-- Start Supplied entries --
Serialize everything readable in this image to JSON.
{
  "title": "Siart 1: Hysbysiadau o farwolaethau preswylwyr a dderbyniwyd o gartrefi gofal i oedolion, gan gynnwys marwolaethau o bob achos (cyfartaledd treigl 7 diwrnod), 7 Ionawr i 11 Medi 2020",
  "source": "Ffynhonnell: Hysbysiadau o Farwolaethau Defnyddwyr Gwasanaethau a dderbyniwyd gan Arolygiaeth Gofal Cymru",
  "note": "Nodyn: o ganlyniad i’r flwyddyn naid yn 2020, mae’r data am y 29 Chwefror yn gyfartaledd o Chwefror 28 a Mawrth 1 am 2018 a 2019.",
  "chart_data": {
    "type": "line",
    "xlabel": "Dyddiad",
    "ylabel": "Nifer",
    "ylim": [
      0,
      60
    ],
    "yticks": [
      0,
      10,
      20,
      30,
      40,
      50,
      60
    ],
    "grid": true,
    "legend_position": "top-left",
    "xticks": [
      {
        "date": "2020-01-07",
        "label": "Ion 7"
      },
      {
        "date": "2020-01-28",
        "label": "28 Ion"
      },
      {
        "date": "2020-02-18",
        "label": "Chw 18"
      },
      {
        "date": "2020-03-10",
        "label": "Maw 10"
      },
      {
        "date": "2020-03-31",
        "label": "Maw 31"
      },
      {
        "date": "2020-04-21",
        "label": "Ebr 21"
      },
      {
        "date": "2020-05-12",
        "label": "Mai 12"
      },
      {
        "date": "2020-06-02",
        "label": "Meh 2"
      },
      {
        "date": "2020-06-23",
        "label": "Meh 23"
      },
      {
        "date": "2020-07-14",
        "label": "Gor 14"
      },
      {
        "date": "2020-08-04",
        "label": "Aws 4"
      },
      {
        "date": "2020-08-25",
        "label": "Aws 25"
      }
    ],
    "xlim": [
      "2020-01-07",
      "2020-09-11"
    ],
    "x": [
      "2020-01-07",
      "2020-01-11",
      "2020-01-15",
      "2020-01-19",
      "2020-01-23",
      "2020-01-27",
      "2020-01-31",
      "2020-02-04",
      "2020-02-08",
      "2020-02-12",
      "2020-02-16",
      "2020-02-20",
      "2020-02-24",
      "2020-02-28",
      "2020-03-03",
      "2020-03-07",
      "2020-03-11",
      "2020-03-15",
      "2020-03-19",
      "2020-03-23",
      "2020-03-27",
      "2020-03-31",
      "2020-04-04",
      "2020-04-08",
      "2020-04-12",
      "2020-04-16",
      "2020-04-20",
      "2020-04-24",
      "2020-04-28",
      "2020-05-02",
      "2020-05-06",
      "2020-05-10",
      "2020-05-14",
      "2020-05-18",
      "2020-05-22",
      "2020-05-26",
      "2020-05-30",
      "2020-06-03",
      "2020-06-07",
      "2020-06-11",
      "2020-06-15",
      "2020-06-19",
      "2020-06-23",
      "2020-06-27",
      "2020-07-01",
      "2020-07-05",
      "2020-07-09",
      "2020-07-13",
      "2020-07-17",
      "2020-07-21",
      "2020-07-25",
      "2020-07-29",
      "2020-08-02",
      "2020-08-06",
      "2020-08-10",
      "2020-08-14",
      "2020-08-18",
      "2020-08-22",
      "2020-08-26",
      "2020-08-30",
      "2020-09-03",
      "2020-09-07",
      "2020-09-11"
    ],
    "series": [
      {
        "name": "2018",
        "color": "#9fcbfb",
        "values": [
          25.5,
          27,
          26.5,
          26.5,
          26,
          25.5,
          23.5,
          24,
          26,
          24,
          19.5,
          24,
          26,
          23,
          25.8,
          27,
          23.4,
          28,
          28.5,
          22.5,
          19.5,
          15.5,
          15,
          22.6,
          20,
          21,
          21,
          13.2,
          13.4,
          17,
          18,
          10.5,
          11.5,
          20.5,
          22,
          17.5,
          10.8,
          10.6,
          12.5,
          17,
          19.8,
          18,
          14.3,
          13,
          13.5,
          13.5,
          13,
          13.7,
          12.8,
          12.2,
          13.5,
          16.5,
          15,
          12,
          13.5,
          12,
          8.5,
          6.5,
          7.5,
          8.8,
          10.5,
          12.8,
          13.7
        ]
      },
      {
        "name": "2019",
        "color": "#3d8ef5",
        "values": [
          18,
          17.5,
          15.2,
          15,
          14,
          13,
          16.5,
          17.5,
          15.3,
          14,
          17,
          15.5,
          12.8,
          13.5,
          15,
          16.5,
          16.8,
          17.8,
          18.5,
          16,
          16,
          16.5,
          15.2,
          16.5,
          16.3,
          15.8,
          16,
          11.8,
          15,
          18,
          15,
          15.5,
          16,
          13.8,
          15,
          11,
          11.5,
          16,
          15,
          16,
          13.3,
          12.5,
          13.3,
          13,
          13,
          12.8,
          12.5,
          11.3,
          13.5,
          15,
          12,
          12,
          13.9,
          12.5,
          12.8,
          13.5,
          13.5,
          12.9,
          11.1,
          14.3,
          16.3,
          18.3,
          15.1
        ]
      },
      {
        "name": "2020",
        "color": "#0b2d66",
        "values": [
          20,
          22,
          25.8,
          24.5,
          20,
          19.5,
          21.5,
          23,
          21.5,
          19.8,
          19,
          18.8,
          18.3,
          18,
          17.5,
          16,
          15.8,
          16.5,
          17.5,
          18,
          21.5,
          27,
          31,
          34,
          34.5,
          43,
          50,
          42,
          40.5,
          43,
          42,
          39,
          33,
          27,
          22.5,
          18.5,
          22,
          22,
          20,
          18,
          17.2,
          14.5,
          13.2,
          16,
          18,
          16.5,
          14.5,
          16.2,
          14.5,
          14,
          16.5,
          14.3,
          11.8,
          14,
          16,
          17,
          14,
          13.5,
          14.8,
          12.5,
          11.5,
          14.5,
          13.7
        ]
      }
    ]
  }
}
-- End Supplied entries --
**Requirements:** State the number of lines that contain the string "Hysbysiadau", with no other words.

**Answer to the task:** 2